▸ **Activity**
Going through the entries below, tally the lines that hold the word "svettiga" and state the result alone.

▸ **Page text dataset records**
=== Section Start ===

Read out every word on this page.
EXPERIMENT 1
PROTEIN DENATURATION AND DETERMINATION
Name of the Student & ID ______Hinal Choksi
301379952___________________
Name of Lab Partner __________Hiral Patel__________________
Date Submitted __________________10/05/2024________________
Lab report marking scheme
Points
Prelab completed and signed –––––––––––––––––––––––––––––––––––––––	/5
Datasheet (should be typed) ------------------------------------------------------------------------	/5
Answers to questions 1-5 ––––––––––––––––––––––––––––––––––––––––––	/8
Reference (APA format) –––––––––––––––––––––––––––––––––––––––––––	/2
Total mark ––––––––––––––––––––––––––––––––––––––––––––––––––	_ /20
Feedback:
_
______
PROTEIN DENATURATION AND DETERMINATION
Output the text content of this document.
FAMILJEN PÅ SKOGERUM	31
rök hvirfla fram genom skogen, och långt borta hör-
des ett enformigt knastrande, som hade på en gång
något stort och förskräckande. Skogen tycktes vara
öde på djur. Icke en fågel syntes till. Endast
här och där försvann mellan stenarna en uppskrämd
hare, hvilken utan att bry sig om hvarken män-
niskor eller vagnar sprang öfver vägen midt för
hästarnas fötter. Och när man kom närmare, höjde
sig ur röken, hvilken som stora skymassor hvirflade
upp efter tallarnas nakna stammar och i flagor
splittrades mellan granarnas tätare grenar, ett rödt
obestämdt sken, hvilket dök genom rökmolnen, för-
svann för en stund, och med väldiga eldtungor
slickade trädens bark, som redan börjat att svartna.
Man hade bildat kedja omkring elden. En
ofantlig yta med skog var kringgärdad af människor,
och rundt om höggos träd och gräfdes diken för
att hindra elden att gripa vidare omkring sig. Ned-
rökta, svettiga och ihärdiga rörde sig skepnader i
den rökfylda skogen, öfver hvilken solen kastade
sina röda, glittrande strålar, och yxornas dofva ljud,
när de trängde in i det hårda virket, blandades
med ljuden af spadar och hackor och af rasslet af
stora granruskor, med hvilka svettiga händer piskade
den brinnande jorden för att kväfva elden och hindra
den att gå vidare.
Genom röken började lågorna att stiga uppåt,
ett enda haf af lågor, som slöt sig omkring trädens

=== Section End ===

▸ **Result of the task**
2